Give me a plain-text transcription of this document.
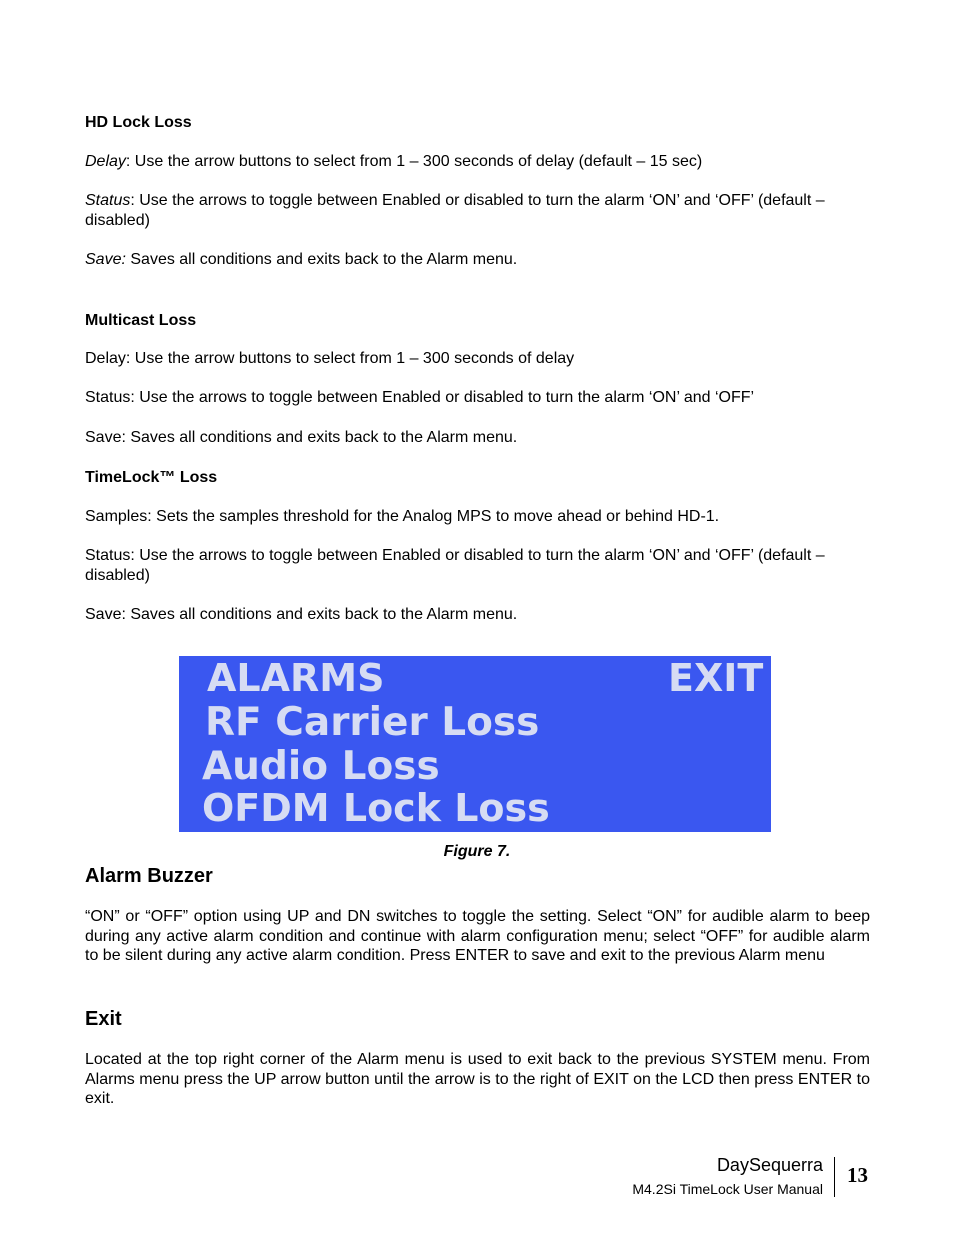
HD Lock Loss
Delay: Use the arrow buttons to select from 1 – 300 seconds of delay (default – 15 sec)
Status: Use the arrows to toggle between Enabled or disabled to turn the alarm ‘ON’ and ‘OFF’ (default – disabled)
Save: Saves all conditions and exits back to the Alarm menu.
Multicast Loss
Delay: Use the arrow buttons to select from 1 – 300 seconds of delay
Status: Use the arrows to toggle between Enabled or disabled to turn the alarm ‘ON’ and ‘OFF’
Save: Saves all conditions and exits back to the Alarm menu.
TimeLock™ Loss
Samples: Sets the samples threshold for the Analog MPS to move ahead or behind HD-1.
Status: Use the arrows to toggle between Enabled or disabled to turn the alarm ‘ON’ and ‘OFF’ (default – disabled)
Save: Saves all conditions and exits back to the Alarm menu.
ALARMS	EXIT
RF Carrier Loss
Audio Loss
OFDM Lock Loss
Figure 7.
Alarm Buzzer
“ON” or “OFF” option using UP and DN switches to toggle the setting. Select “ON” for audible alarm to beep during any active alarm condition and continue with alarm configuration menu; select “OFF” for audible alarm to be silent during any active alarm condition. Press ENTER to save and exit to the previous Alarm menu
Exit
Located at the top right corner of the Alarm menu is used to exit back to the previous SYSTEM menu. From Alarms menu press the UP arrow button until the arrow is to the right of EXIT on the LCD then press ENTER to exit.
DaySequerra
M4.2Si TimeLock User Manual
13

▬▬▬▬▬▬

Instructions for the task →
Repeat the records above exactly, leaving out the pictures.

Exercise result →
Give me a plain-text transcription of this document.
HD Lock Loss
Delay: Use the arrow buttons to select from 1 – 300 seconds of delay (default – 15 sec)
Status: Use the arrows to toggle between Enabled or disabled to turn the alarm ‘ON’ and ‘OFF’ (default – disabled)
Save: Saves all conditions and exits back to the Alarm menu.
Multicast Loss
Delay: Use the arrow buttons to select from 1 – 300 seconds of delay
Status: Use the arrows to toggle between Enabled or disabled to turn the alarm ‘ON’ and ‘OFF’
Save: Saves all conditions and exits back to the Alarm menu.
TimeLock™ Loss
Samples: Sets the samples threshold for the Analog MPS to move ahead or behind HD-1.
Status: Use the arrows to toggle between Enabled or disabled to turn the alarm ‘ON’ and ‘OFF’ (default – disabled)
Save: Saves all conditions and exits back to the Alarm menu.
ALARMS	EXIT
RF Carrier Loss
Audio Loss
OFDM Lock Loss
Figure 7.
Alarm Buzzer
“ON” or “OFF” option using UP and DN switches to toggle the setting. Select “ON” for audible alarm to beep during any active alarm condition and continue with alarm configuration menu; select “OFF” for audible alarm to be silent during any active alarm condition. Press ENTER to save and exit to the previous Alarm menu
Exit
Located at the top right corner of the Alarm menu is used to exit back to the previous SYSTEM menu. From Alarms menu press the UP arrow button until the arrow is to the right of EXIT on the LCD then press ENTER to exit.
DaySequerra
M4.2Si TimeLock User Manual
13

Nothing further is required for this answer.